# DATA SECTION start
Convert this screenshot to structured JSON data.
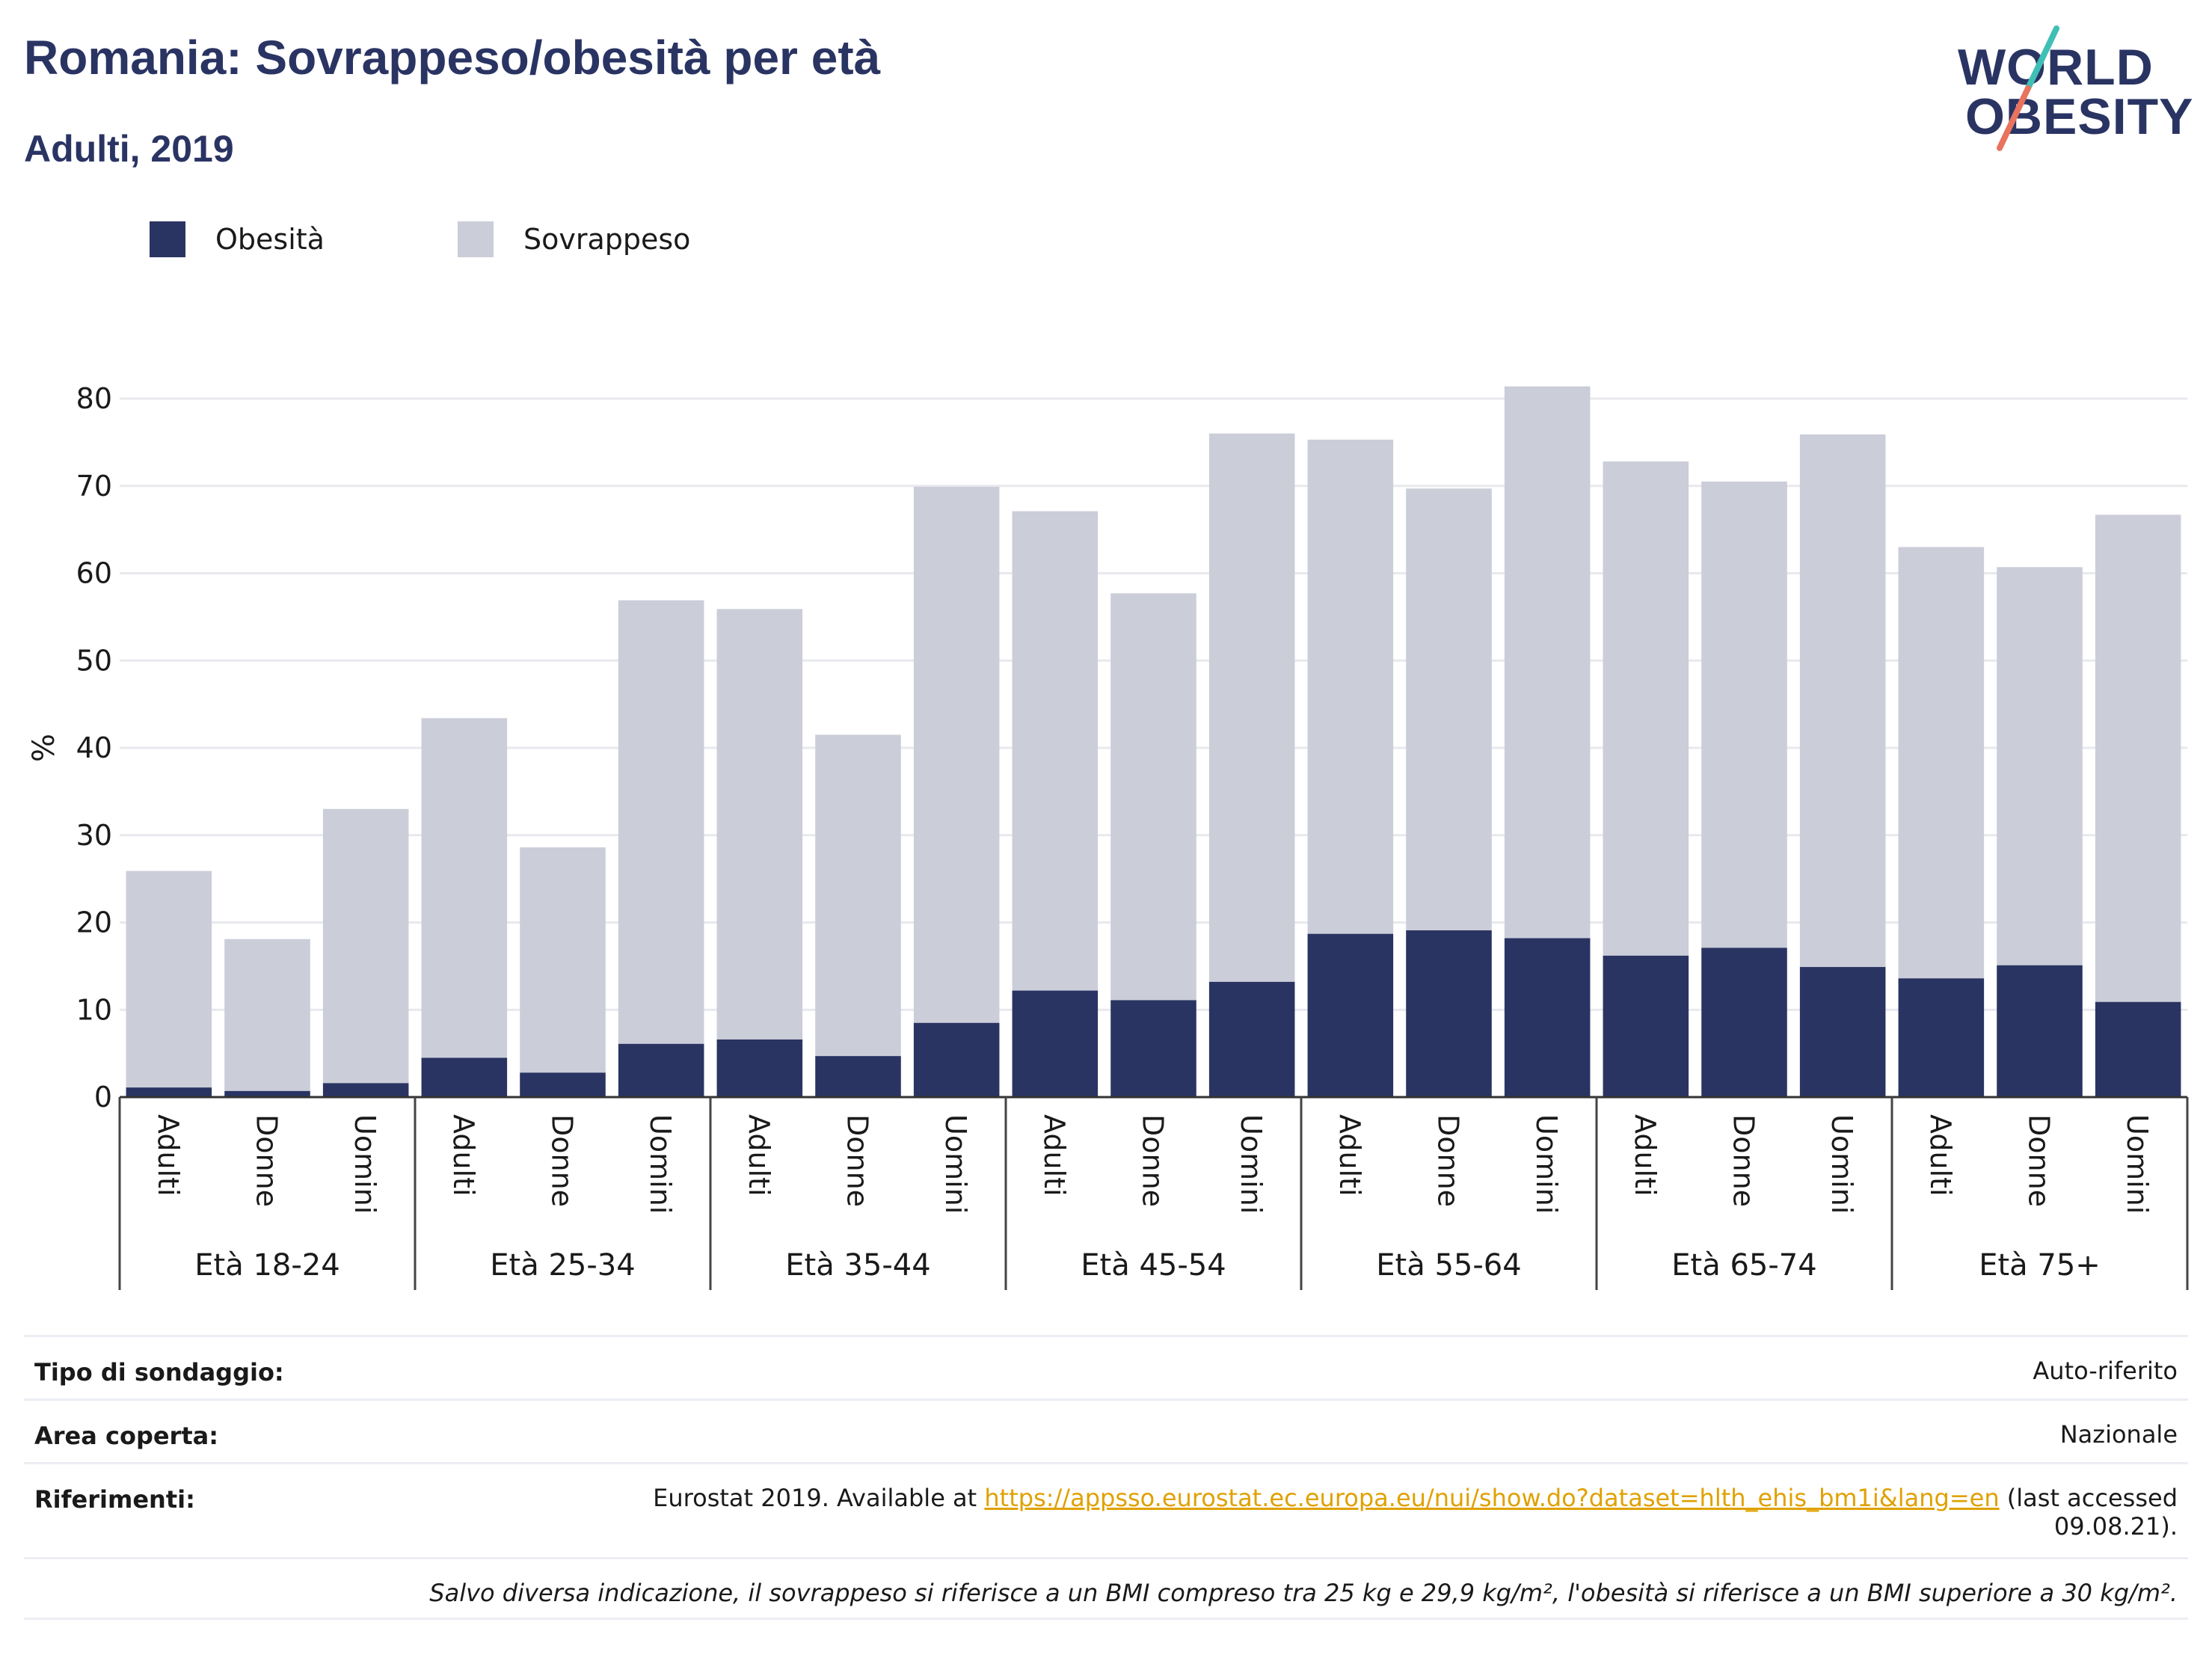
{
  "header": {
    "title": "Romania: Sovrappeso/obesità per età",
    "subtitle": "Adulti, 2019",
    "logo_line1": "WORLD",
    "logo_line2": "OBESITY"
  },
  "legend": [
    {
      "label": "Obesità",
      "color": "#2a3463"
    },
    {
      "label": "Sovrappeso",
      "color": "#cbcdd9"
    }
  ],
  "chart_data": {
    "type": "bar",
    "stacked": true,
    "ylabel": "%",
    "ylim": [
      0,
      80
    ],
    "yticks": [
      0,
      10,
      20,
      30,
      40,
      50,
      60,
      70,
      80
    ],
    "grid": true,
    "legend_position": "top-left",
    "categories": [
      "Adulti",
      "Donne",
      "Uomini",
      "Adulti",
      "Donne",
      "Uomini",
      "Adulti",
      "Donne",
      "Uomini",
      "Adulti",
      "Donne",
      "Uomini",
      "Adulti",
      "Donne",
      "Uomini",
      "Adulti",
      "Donne",
      "Uomini",
      "Adulti",
      "Donne",
      "Uomini"
    ],
    "groups": [
      "Età 18-24",
      "Età 25-34",
      "Età 35-44",
      "Età 45-54",
      "Età 55-64",
      "Età 65-74",
      "Età 75+"
    ],
    "series": [
      {
        "name": "Obesità",
        "color": "#2a3463",
        "values": [
          1.1,
          0.7,
          1.6,
          4.5,
          2.8,
          6.1,
          6.6,
          4.7,
          8.5,
          12.2,
          11.1,
          13.2,
          18.7,
          19.1,
          18.2,
          16.2,
          17.1,
          14.9,
          13.6,
          15.1,
          10.9
        ]
      },
      {
        "name": "Sovrappeso",
        "color": "#cbcdd9",
        "values": [
          24.8,
          17.4,
          31.4,
          38.9,
          25.8,
          50.8,
          49.3,
          36.8,
          61.4,
          54.9,
          46.6,
          62.8,
          56.6,
          50.6,
          63.2,
          56.6,
          53.4,
          61.0,
          49.4,
          45.6,
          55.8
        ]
      }
    ]
  },
  "info": {
    "survey_label": "Tipo di sondaggio:",
    "survey_value": "Auto-riferito",
    "area_label": "Area coperta:",
    "area_value": "Nazionale",
    "refs_label": "Riferimenti:",
    "refs_prefix": "Eurostat 2019. Available at ",
    "refs_link": "https://appsso.eurostat.ec.europa.eu/nui/show.do?dataset=hlth_ehis_bm1i&lang=en",
    "refs_suffix": " (last accessed",
    "refs_date": "09.08.21).",
    "note": "Salvo diversa indicazione, il sovrappeso si riferisce a un BMI compreso tra 25 kg e 29,9 kg/m², l'obesità si riferisce a un BMI superiore a 30 kg/m²."
  }
}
# DATA SECTION end
DESCRIPTION OF THE TASK
Reproduce the material above in full and without alteration, but skip all pictures.

RESPONSE
Convert this screenshot to structured JSON data.
{
  "header": {
    "title": "Romania: Sovrappeso/obesità per età",
    "subtitle": "Adulti, 2019",
    "logo_line1": "WORLD",
    "logo_line2": "OBESITY"
  },
  "legend": [
    {
      "label": "Obesità",
      "color": "#2a3463"
    },
    {
      "label": "Sovrappeso",
      "color": "#cbcdd9"
    }
  ],
  "chart_data": {
    "type": "bar",
    "stacked": true,
    "ylabel": "%",
    "ylim": [
      0,
      80
    ],
    "yticks": [
      0,
      10,
      20,
      30,
      40,
      50,
      60,
      70,
      80
    ],
    "grid": true,
    "legend_position": "top-left",
    "categories": [
      "Adulti",
      "Donne",
      "Uomini",
      "Adulti",
      "Donne",
      "Uomini",
      "Adulti",
      "Donne",
      "Uomini",
      "Adulti",
      "Donne",
      "Uomini",
      "Adulti",
      "Donne",
      "Uomini",
      "Adulti",
      "Donne",
      "Uomini",
      "Adulti",
      "Donne",
      "Uomini"
    ],
    "groups": [
      "Età 18-24",
      "Età 25-34",
      "Età 35-44",
      "Età 45-54",
      "Età 55-64",
      "Età 65-74",
      "Età 75+"
    ],
    "series": [
      {
        "name": "Obesità",
        "color": "#2a3463",
        "values": [
          1.1,
          0.7,
          1.6,
          4.5,
          2.8,
          6.1,
          6.6,
          4.7,
          8.5,
          12.2,
          11.1,
          13.2,
          18.7,
          19.1,
          18.2,
          16.2,
          17.1,
          14.9,
          13.6,
          15.1,
          10.9
        ]
      },
      {
        "name": "Sovrappeso",
        "color": "#cbcdd9",
        "values": [
          24.8,
          17.4,
          31.4,
          38.9,
          25.8,
          50.8,
          49.3,
          36.8,
          61.4,
          54.9,
          46.6,
          62.8,
          56.6,
          50.6,
          63.2,
          56.6,
          53.4,
          61.0,
          49.4,
          45.6,
          55.8
        ]
      }
    ]
  },
  "info": {
    "survey_label": "Tipo di sondaggio:",
    "survey_value": "Auto-riferito",
    "area_label": "Area coperta:",
    "area_value": "Nazionale",
    "refs_label": "Riferimenti:",
    "refs_prefix": "Eurostat 2019. Available at ",
    "refs_link": "https://appsso.eurostat.ec.europa.eu/nui/show.do?dataset=hlth_ehis_bm1i&lang=en",
    "refs_suffix": " (last accessed",
    "refs_date": "09.08.21).",
    "note": "Salvo diversa indicazione, il sovrappeso si riferisce a un BMI compreso tra 25 kg e 29,9 kg/m², l'obesità si riferisce a un BMI superiore a 30 kg/m²."
  }
}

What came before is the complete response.